▶ _What is expected_: Your task is to output the data exactly as it stands.

▶ _Given data_:
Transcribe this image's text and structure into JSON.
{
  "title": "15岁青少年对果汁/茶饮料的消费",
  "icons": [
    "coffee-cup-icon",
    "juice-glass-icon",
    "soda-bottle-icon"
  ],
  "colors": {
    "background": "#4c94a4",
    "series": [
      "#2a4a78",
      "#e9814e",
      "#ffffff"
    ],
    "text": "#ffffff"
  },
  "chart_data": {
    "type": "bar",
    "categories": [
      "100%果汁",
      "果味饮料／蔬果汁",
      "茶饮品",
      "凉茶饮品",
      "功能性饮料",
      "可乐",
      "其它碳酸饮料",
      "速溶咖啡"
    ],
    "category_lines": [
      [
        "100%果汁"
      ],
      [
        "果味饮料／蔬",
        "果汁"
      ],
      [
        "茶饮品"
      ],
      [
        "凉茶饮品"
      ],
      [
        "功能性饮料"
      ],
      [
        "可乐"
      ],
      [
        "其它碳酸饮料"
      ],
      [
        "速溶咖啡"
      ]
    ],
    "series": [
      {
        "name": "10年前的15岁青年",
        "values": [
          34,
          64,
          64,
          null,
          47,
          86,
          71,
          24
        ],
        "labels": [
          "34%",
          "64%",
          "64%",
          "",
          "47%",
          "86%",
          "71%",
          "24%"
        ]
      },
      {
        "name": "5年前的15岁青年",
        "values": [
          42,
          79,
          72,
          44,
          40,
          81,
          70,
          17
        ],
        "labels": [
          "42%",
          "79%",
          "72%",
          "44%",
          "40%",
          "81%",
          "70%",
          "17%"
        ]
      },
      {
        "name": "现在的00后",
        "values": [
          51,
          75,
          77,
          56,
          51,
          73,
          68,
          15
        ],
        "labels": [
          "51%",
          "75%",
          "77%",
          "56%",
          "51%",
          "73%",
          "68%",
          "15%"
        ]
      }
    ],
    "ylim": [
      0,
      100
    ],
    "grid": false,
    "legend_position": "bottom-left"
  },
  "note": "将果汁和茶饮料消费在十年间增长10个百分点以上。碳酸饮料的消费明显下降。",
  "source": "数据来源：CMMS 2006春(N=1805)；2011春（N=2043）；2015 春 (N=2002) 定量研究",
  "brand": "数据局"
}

▶ _Result of this exercise_:
Transcribe this image's text and structure into JSON.
{
  "title": "15岁青少年对果汁/茶饮料的消费",
  "icons": [
    "coffee-cup-icon",
    "juice-glass-icon",
    "soda-bottle-icon"
  ],
  "colors": {
    "background": "#4c94a4",
    "series": [
      "#2a4a78",
      "#e9814e",
      "#ffffff"
    ],
    "text": "#ffffff"
  },
  "chart_data": {
    "type": "bar",
    "categories": [
      "100%果汁",
      "果味饮料／蔬果汁",
      "茶饮品",
      "凉茶饮品",
      "功能性饮料",
      "可乐",
      "其它碳酸饮料",
      "速溶咖啡"
    ],
    "category_lines": [
      [
        "100%果汁"
      ],
      [
        "果味饮料／蔬",
        "果汁"
      ],
      [
        "茶饮品"
      ],
      [
        "凉茶饮品"
      ],
      [
        "功能性饮料"
      ],
      [
        "可乐"
      ],
      [
        "其它碳酸饮料"
      ],
      [
        "速溶咖啡"
      ]
    ],
    "series": [
      {
        "name": "10年前的15岁青年",
        "values": [
          34,
          64,
          64,
          null,
          47,
          86,
          71,
          24
        ],
        "labels": [
          "34%",
          "64%",
          "64%",
          "",
          "47%",
          "86%",
          "71%",
          "24%"
        ]
      },
      {
        "name": "5年前的15岁青年",
        "values": [
          42,
          79,
          72,
          44,
          40,
          81,
          70,
          17
        ],
        "labels": [
          "42%",
          "79%",
          "72%",
          "44%",
          "40%",
          "81%",
          "70%",
          "17%"
        ]
      },
      {
        "name": "现在的00后",
        "values": [
          51,
          75,
          77,
          56,
          51,
          73,
          68,
          15
        ],
        "labels": [
          "51%",
          "75%",
          "77%",
          "56%",
          "51%",
          "73%",
          "68%",
          "15%"
        ]
      }
    ],
    "ylim": [
      0,
      100
    ],
    "grid": false,
    "legend_position": "bottom-left"
  },
  "note": "将果汁和茶饮料消费在十年间增长10个百分点以上。碳酸饮料的消费明显下降。",
  "source": "数据来源：CMMS 2006春(N=1805)；2011春（N=2043）；2015 春 (N=2002) 定量研究",
  "brand": "数据局"
}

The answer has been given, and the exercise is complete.